The input
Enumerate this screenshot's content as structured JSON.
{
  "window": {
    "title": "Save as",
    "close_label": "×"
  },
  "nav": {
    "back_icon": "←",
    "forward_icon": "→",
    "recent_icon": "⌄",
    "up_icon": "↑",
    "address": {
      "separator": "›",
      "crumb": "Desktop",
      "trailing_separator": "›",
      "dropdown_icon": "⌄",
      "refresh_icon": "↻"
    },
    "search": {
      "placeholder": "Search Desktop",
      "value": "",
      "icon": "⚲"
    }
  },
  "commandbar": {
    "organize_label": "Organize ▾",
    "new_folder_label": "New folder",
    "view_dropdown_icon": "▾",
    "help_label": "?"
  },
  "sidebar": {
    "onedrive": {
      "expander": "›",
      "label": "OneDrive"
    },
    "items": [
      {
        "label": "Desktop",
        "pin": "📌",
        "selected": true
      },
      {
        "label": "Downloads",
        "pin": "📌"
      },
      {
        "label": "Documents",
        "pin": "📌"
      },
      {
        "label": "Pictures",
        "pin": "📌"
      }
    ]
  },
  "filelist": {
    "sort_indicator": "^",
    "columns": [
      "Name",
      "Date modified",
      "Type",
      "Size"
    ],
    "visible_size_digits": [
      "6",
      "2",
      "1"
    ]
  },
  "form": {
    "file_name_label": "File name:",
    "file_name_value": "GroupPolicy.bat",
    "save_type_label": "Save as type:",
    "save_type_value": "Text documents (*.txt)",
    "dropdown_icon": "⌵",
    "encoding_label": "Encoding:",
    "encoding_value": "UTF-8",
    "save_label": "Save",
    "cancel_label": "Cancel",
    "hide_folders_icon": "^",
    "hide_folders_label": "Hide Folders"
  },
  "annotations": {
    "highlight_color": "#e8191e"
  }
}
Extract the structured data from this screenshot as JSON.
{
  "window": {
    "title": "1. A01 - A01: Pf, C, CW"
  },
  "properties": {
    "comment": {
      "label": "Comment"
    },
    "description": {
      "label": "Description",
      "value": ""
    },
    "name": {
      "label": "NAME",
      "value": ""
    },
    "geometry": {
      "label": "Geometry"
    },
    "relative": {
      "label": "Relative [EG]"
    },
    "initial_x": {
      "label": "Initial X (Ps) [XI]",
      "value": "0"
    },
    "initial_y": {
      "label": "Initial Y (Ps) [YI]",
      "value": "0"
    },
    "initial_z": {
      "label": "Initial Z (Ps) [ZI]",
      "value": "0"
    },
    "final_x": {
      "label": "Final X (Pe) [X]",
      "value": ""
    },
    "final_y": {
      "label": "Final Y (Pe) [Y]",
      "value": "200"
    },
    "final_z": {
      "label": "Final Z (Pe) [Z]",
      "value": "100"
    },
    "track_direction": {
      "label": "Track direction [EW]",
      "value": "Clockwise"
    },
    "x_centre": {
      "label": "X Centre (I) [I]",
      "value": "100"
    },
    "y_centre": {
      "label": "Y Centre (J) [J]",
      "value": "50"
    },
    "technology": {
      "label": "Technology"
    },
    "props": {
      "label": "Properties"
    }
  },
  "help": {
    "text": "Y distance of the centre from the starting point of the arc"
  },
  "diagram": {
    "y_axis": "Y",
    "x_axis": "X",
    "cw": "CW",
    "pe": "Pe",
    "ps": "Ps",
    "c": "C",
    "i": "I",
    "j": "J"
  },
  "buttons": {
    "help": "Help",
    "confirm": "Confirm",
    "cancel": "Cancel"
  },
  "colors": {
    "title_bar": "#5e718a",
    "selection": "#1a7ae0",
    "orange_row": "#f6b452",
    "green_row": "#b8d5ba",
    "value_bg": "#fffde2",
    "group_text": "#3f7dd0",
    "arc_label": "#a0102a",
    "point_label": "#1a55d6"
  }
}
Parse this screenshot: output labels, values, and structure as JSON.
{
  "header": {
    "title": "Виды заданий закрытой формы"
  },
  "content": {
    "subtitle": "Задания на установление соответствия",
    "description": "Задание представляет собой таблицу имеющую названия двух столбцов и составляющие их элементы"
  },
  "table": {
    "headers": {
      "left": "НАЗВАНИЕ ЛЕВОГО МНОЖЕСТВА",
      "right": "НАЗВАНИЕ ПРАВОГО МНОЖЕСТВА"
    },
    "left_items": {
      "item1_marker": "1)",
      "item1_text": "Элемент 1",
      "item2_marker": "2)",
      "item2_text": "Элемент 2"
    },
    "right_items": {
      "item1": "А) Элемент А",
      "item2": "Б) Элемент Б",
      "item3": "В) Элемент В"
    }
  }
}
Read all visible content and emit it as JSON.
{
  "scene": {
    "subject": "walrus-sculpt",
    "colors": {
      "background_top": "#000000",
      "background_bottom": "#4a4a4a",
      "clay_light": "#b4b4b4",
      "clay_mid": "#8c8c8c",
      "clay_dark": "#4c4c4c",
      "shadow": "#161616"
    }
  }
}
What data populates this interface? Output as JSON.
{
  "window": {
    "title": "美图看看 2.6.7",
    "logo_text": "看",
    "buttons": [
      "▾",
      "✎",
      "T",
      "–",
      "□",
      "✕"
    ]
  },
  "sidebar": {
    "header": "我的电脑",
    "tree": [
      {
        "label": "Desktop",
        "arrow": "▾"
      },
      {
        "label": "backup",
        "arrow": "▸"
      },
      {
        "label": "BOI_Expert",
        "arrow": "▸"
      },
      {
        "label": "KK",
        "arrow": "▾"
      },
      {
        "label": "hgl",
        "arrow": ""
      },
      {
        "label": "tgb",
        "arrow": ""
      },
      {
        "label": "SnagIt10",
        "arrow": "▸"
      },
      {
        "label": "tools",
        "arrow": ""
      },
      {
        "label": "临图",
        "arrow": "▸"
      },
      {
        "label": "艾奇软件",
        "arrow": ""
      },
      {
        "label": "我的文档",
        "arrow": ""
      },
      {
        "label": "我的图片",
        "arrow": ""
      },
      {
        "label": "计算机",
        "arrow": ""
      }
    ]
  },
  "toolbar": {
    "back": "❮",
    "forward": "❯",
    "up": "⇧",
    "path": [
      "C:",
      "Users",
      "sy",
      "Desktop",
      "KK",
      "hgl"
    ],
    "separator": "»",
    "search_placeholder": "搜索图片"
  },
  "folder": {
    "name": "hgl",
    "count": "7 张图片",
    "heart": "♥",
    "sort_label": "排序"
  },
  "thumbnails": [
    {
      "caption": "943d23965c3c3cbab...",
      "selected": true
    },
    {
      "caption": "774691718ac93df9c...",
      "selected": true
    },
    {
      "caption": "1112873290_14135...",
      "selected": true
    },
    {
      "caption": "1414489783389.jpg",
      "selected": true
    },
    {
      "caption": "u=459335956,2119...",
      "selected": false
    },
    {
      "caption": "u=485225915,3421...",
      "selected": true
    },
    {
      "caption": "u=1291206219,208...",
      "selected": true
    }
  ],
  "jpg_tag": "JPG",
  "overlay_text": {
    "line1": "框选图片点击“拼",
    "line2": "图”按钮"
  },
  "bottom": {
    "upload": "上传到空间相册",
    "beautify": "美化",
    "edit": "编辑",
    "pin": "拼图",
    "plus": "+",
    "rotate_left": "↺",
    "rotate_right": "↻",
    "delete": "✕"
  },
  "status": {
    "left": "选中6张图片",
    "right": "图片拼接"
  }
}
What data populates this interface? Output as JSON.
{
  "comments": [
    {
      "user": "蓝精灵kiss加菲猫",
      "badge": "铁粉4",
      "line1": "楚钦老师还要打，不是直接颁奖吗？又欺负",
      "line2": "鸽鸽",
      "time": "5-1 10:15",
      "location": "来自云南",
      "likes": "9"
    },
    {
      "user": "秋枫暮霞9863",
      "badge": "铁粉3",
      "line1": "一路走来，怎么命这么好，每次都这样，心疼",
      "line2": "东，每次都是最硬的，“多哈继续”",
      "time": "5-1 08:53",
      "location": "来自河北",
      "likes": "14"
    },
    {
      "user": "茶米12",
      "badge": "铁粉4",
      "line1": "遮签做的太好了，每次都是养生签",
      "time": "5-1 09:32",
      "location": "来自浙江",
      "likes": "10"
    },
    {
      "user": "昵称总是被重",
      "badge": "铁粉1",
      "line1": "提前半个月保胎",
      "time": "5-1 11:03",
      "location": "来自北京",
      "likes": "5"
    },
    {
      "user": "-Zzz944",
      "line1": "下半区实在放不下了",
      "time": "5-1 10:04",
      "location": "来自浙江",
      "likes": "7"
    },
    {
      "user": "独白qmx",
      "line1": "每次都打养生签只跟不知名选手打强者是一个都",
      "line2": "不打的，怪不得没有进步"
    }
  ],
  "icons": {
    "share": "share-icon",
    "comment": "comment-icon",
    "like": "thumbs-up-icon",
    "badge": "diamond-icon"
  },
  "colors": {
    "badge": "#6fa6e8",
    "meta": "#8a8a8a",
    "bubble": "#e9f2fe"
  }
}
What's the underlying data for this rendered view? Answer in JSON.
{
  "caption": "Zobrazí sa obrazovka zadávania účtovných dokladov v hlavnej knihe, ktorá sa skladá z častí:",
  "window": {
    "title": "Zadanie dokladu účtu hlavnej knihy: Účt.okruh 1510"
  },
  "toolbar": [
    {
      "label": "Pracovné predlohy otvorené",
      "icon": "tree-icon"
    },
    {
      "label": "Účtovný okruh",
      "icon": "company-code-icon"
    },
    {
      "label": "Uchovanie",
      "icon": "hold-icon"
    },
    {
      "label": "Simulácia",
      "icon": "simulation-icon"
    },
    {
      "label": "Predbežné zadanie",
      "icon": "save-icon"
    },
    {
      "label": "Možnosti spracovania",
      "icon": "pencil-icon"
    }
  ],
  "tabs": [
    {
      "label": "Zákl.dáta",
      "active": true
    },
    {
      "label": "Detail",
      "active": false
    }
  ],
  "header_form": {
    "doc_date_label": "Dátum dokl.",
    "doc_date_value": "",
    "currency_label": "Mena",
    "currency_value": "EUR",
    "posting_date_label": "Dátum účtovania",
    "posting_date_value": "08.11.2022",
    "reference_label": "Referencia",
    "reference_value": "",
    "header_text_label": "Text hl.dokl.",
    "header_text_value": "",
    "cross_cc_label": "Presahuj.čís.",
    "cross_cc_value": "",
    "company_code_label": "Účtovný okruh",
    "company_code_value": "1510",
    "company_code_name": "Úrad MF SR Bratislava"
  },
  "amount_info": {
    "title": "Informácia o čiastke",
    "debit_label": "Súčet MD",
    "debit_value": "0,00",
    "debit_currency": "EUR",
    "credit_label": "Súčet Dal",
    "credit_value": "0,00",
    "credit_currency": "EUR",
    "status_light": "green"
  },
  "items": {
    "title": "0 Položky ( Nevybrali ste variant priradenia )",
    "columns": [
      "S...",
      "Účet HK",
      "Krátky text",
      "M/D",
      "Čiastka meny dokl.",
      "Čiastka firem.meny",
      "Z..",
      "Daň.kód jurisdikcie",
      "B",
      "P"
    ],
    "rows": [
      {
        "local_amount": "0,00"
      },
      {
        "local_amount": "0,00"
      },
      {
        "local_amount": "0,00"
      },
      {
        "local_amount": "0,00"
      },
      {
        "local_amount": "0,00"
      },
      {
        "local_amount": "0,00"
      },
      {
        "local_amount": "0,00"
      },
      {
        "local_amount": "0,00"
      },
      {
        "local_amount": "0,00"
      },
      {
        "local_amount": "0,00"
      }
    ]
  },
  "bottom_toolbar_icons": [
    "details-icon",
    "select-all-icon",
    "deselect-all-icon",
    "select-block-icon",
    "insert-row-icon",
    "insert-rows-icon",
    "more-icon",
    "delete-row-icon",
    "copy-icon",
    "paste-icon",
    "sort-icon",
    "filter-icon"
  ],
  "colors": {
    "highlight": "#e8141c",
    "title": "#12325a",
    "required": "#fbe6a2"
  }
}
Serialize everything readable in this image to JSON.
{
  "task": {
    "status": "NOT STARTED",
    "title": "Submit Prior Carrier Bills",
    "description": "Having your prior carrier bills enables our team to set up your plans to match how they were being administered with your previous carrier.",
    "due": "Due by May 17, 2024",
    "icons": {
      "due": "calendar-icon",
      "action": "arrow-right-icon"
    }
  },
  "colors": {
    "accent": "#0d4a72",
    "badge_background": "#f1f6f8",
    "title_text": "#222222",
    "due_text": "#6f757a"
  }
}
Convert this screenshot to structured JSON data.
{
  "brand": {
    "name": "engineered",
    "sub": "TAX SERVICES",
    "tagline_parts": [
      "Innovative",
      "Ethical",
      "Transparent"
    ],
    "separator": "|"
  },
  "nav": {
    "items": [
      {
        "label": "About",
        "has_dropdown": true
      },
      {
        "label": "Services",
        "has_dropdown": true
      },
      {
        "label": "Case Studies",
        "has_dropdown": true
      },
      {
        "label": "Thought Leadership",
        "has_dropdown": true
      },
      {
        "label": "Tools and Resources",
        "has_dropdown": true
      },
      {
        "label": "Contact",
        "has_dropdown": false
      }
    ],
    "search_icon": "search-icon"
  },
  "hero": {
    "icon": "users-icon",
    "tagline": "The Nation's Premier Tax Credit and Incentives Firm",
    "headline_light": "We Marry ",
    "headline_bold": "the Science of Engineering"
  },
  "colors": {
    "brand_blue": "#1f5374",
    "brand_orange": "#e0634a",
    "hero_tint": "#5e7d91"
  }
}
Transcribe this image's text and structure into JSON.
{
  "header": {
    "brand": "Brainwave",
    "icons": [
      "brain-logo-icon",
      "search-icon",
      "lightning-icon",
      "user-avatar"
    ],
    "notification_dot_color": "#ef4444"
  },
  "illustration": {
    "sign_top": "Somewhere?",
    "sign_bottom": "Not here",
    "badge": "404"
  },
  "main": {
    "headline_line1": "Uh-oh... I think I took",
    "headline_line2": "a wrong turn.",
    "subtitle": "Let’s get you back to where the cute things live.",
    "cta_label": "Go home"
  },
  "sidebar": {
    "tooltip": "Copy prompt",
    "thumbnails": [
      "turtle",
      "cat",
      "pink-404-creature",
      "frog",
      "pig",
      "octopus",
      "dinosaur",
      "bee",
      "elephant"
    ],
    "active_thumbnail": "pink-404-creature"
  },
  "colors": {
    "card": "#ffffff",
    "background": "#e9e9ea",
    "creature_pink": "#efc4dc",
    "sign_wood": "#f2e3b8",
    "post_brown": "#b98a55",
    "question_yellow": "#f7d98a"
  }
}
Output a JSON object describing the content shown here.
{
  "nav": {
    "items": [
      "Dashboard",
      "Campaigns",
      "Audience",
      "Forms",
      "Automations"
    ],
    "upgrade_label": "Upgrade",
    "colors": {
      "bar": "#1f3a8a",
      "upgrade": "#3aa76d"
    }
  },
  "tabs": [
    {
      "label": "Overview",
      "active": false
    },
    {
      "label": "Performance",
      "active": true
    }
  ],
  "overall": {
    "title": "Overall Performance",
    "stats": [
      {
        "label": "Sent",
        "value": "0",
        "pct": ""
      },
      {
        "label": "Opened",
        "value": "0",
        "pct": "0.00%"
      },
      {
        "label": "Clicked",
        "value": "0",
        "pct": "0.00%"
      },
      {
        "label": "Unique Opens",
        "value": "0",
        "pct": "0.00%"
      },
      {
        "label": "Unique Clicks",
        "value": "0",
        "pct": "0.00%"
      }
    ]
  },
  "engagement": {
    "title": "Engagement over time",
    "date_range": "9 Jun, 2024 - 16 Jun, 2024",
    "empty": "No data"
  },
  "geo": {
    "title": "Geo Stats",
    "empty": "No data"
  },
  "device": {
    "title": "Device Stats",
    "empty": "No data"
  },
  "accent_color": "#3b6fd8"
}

Task objective
Out of the material above, gather each line where "okruh" appears.

Final result
    "title": "Zadanie dokladu účtu hlavnej knihy: Účt.okruh 1510"
      "label": "Účtovný okruh",
    "company_code_label": "Účtovný okruh",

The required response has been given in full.